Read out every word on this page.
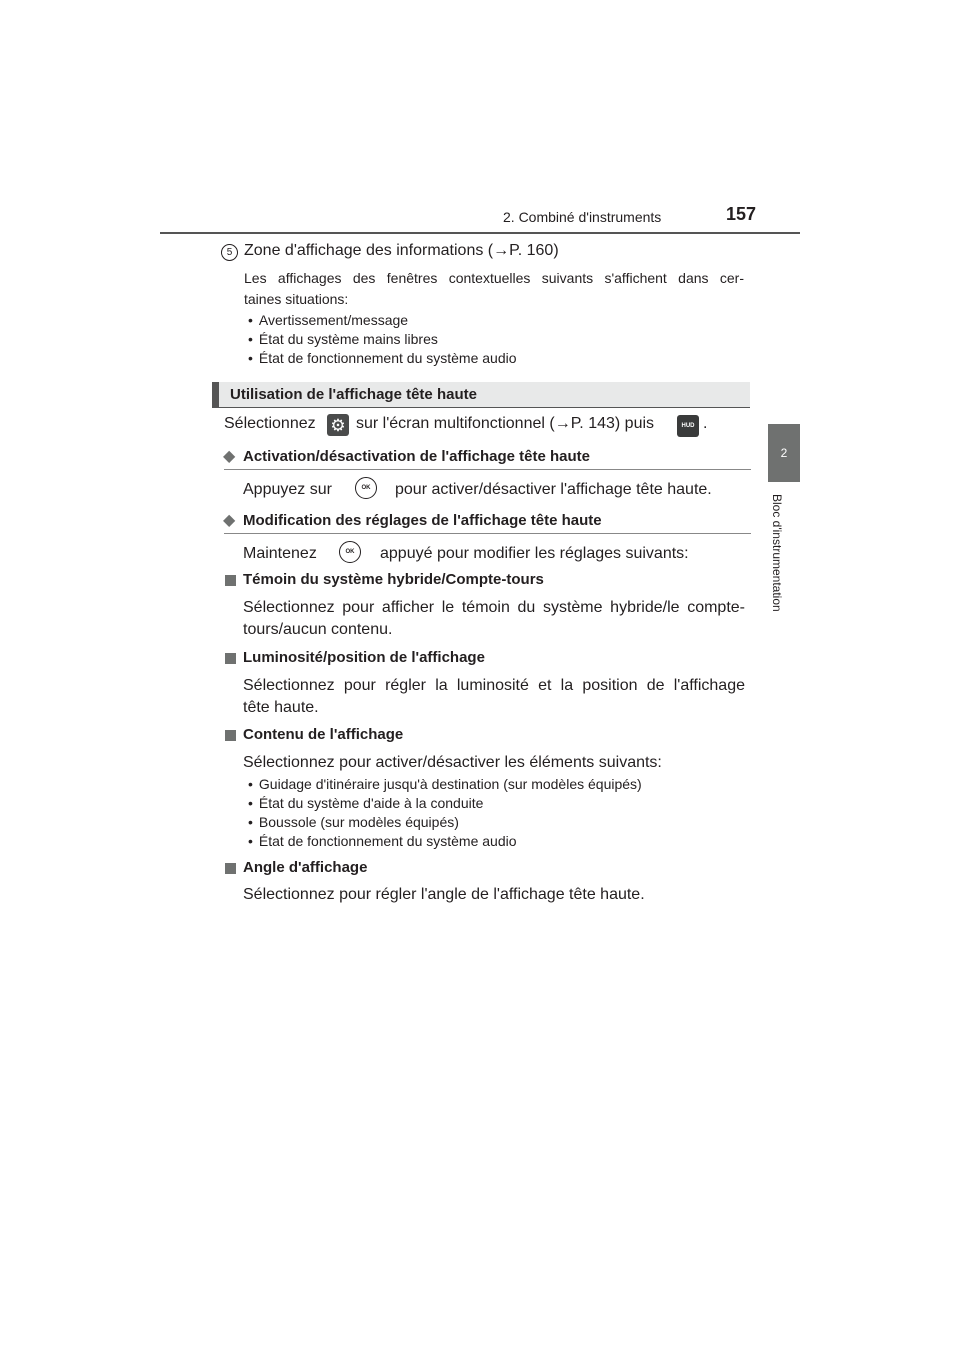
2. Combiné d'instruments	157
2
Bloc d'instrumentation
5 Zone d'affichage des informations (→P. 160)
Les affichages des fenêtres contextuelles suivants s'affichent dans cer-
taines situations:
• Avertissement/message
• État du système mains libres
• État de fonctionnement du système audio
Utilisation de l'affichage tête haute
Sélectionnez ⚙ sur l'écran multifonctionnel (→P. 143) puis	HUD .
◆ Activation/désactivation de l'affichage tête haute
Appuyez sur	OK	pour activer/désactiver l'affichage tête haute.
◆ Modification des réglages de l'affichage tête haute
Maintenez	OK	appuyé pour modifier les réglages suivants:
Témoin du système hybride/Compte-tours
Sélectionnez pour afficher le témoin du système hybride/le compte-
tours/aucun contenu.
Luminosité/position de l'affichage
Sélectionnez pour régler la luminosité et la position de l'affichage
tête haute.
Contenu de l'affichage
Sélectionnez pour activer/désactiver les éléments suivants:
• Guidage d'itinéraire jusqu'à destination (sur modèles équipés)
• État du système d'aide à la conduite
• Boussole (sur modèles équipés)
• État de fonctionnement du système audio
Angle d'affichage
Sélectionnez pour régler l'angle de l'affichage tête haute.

****

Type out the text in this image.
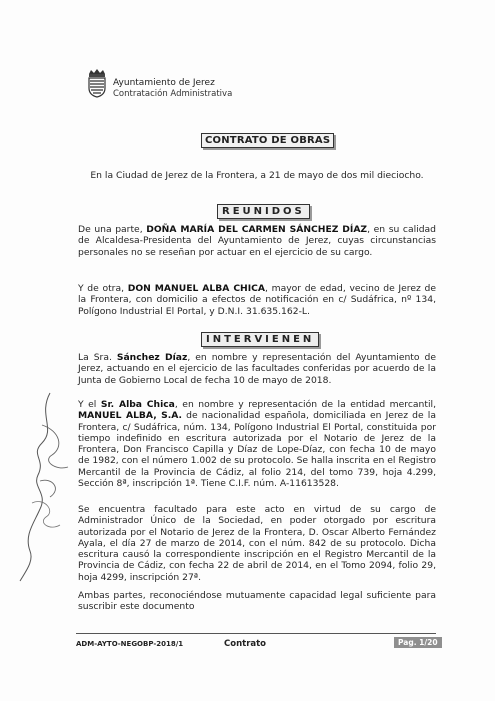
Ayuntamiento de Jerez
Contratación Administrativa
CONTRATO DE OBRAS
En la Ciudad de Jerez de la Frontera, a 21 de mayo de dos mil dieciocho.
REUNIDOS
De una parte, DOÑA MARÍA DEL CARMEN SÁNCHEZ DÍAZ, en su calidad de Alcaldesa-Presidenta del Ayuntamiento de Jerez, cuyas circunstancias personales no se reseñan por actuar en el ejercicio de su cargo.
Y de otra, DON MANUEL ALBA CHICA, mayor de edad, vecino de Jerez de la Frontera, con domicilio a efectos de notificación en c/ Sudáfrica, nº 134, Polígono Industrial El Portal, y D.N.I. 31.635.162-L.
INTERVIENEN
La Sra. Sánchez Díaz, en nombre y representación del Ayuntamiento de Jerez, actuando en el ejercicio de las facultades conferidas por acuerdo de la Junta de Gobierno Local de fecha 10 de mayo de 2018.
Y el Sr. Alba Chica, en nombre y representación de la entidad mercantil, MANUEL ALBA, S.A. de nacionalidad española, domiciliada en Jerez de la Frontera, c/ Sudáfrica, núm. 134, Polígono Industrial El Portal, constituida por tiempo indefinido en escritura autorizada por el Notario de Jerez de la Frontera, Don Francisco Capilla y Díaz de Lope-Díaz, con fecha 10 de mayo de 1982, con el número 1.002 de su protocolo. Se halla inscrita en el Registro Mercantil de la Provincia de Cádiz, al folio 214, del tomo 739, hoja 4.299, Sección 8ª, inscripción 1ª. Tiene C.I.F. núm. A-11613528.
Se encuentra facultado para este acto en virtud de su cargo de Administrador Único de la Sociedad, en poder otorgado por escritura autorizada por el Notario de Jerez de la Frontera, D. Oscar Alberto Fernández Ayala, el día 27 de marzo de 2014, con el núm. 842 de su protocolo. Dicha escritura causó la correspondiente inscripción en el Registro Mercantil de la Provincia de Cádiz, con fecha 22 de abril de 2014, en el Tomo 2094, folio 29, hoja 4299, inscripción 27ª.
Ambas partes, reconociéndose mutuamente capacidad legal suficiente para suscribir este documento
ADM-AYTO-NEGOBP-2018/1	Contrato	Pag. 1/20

****

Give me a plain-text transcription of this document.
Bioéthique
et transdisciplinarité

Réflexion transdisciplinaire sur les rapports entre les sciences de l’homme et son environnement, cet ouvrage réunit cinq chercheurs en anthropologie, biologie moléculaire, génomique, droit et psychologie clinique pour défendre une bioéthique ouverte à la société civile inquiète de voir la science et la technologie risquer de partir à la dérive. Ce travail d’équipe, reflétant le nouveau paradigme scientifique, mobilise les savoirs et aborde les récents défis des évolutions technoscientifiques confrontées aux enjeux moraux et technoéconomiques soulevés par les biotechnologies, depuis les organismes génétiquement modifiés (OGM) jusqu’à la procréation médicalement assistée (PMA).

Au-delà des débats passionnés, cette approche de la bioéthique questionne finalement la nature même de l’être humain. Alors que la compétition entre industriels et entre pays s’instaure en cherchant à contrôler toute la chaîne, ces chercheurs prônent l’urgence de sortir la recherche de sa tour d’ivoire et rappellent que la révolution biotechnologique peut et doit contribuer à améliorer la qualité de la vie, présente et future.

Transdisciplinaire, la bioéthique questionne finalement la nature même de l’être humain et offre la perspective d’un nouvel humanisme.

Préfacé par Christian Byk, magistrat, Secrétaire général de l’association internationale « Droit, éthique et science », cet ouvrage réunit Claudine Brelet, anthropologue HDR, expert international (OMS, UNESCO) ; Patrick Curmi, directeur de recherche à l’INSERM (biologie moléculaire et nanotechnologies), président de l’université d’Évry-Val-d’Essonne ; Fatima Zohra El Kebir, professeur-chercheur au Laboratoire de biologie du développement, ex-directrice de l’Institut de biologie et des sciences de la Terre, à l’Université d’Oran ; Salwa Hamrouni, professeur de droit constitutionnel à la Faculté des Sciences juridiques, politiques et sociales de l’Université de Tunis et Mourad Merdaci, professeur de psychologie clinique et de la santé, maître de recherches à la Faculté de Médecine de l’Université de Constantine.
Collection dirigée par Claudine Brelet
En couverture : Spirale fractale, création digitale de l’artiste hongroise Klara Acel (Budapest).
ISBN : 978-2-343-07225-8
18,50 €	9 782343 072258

****

→ **EXERCISE DESCRIPTION**
From the data above, copy each line where the string "Sudáfrica" appears.

→ **RESPONSE TO THE TASK**
Y de otra, DON MANUEL ALBA CHICA, mayor de edad, vecino de Jerez de la Frontera, con domicilio a efectos de notificación en c/ Sudáfrica, nº 134, Polígono Industrial El Portal, y D.N.I. 31.635.162-L.
Y el Sr. Alba Chica, en nombre y representación de la entidad mercantil, MANUEL ALBA, S.A. de nacionalidad española, domiciliada en Jerez de la Frontera, c/ Sudáfrica, núm. 134, Polígono Industrial El Portal, constituida por tiempo indefinido en escritura autorizada por el Notario de Jerez de la Frontera, Don Francisco Capilla y Díaz de Lope-Díaz, con fecha 10 de mayo de 1982, con el número 1.002 de su protocolo. Se halla inscrita en el Registro Mercantil de la Provincia de Cádiz, al folio 214, del tomo 739, hoja 4.299, Sección 8ª, inscripción 1ª. Tiene C.I.F. núm. A-11613528.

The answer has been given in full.